··· Dataset rows

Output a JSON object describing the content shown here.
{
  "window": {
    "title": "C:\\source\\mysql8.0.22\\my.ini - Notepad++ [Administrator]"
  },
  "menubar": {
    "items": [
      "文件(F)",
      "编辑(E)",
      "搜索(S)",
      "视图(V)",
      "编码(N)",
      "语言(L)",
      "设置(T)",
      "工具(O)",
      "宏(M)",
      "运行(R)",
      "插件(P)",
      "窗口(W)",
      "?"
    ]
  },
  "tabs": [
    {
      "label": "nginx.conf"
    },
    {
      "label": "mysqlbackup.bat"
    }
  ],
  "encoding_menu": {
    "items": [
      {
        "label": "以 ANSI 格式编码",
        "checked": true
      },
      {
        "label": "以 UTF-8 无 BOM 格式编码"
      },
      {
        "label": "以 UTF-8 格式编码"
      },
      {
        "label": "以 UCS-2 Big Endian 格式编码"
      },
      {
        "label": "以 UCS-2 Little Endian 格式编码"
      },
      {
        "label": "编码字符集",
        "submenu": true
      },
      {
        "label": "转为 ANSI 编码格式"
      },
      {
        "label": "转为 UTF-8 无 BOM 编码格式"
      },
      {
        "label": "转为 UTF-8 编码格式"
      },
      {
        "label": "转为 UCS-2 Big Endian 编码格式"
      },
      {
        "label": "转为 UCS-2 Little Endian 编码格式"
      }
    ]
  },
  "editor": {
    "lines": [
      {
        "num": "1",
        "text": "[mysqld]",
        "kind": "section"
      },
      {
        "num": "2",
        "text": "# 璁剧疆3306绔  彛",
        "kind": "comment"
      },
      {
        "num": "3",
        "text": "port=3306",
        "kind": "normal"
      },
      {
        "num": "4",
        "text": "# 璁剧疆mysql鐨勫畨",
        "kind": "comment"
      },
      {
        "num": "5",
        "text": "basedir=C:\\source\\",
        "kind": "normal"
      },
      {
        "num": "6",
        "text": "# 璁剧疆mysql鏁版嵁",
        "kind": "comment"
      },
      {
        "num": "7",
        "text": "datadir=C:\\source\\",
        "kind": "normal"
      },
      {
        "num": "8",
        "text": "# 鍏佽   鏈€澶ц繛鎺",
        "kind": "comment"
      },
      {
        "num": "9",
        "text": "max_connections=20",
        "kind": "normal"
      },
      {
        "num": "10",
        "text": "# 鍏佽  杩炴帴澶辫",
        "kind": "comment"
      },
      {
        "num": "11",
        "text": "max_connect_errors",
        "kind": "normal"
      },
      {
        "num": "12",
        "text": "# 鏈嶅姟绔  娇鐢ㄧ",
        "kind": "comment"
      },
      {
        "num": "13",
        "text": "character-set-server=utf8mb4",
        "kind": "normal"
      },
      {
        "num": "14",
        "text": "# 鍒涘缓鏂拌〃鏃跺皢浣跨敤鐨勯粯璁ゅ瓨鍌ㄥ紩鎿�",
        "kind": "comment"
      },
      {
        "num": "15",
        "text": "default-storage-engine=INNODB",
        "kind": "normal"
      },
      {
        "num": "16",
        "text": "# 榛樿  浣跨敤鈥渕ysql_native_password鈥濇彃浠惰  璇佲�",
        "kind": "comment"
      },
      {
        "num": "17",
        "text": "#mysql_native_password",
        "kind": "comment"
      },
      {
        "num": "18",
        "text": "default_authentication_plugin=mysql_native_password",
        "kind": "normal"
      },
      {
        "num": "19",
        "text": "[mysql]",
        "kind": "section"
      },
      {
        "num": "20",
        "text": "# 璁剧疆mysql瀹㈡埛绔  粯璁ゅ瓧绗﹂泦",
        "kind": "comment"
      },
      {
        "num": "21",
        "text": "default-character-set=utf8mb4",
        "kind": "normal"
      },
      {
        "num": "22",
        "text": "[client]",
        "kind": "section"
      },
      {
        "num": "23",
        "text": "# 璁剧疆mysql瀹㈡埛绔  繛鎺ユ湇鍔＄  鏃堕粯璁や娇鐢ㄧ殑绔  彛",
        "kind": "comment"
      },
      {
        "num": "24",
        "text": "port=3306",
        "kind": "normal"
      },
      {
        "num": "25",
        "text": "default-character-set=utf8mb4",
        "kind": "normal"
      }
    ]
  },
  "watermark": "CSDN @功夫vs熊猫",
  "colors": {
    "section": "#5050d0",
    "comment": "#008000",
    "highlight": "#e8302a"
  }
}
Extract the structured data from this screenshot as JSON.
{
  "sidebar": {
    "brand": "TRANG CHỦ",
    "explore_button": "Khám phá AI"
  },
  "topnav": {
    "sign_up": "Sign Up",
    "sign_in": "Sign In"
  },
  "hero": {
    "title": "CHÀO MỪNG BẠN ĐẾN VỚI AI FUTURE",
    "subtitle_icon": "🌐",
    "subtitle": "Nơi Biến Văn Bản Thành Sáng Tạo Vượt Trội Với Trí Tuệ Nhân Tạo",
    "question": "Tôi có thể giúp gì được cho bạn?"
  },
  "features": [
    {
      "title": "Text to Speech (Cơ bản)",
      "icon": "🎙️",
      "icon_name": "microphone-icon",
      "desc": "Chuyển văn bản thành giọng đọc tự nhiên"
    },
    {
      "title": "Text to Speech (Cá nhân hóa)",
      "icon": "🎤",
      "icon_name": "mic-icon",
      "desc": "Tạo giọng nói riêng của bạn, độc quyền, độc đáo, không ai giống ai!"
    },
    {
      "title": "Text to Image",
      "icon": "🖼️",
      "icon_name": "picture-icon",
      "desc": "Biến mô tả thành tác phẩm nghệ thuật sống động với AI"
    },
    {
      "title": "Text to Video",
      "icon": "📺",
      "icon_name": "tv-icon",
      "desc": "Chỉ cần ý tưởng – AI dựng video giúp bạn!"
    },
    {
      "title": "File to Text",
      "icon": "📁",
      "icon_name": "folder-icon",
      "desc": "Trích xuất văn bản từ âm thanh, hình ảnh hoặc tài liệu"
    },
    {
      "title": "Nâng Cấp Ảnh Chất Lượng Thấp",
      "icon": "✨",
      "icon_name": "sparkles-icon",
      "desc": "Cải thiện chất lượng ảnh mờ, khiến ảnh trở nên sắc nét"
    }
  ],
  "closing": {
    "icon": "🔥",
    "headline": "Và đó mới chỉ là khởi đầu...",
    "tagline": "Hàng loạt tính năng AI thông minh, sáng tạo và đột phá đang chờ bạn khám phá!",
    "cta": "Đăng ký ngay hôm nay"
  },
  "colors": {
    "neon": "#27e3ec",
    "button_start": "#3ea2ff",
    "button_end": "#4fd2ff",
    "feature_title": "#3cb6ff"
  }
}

······

= Task goal =
Give only the number of lines in the entries above that contain the string "编码格式".

= Task output =
5